#### PROVIDED DATA

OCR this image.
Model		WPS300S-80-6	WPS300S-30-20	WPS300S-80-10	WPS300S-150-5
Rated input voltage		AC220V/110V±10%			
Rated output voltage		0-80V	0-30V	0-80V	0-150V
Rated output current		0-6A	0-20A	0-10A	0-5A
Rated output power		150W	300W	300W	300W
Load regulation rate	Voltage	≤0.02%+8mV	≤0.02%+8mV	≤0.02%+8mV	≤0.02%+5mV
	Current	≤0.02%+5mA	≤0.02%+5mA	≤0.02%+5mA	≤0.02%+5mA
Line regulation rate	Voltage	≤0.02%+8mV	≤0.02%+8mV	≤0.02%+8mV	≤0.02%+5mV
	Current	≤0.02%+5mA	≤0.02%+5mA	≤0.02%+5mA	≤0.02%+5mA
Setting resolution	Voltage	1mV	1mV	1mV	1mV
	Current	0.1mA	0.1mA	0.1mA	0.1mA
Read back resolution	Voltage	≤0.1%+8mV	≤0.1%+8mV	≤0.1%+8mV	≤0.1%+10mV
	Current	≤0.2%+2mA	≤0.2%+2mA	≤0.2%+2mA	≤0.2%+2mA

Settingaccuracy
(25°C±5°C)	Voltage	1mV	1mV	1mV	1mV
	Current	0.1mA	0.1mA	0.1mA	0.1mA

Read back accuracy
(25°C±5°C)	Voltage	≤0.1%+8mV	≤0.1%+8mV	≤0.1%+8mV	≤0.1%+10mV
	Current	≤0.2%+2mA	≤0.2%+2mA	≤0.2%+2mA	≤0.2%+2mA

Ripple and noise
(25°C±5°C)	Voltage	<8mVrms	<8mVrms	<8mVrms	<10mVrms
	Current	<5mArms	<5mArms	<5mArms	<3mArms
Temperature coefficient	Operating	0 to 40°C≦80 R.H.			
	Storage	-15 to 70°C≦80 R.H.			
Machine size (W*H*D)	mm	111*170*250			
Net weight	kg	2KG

########

**STATED GOAL:**
Using the records above, gather all lines where the string "Rated" is present.

**WRITTEN SOLUTION:**
Rated input voltage		AC220V/110V±10%			
Rated output voltage		0-80V	0-30V	0-80V	0-150V
Rated output current		0-6A	0-20A	0-10A	0-5A
Rated output power		150W	300W	300W	300W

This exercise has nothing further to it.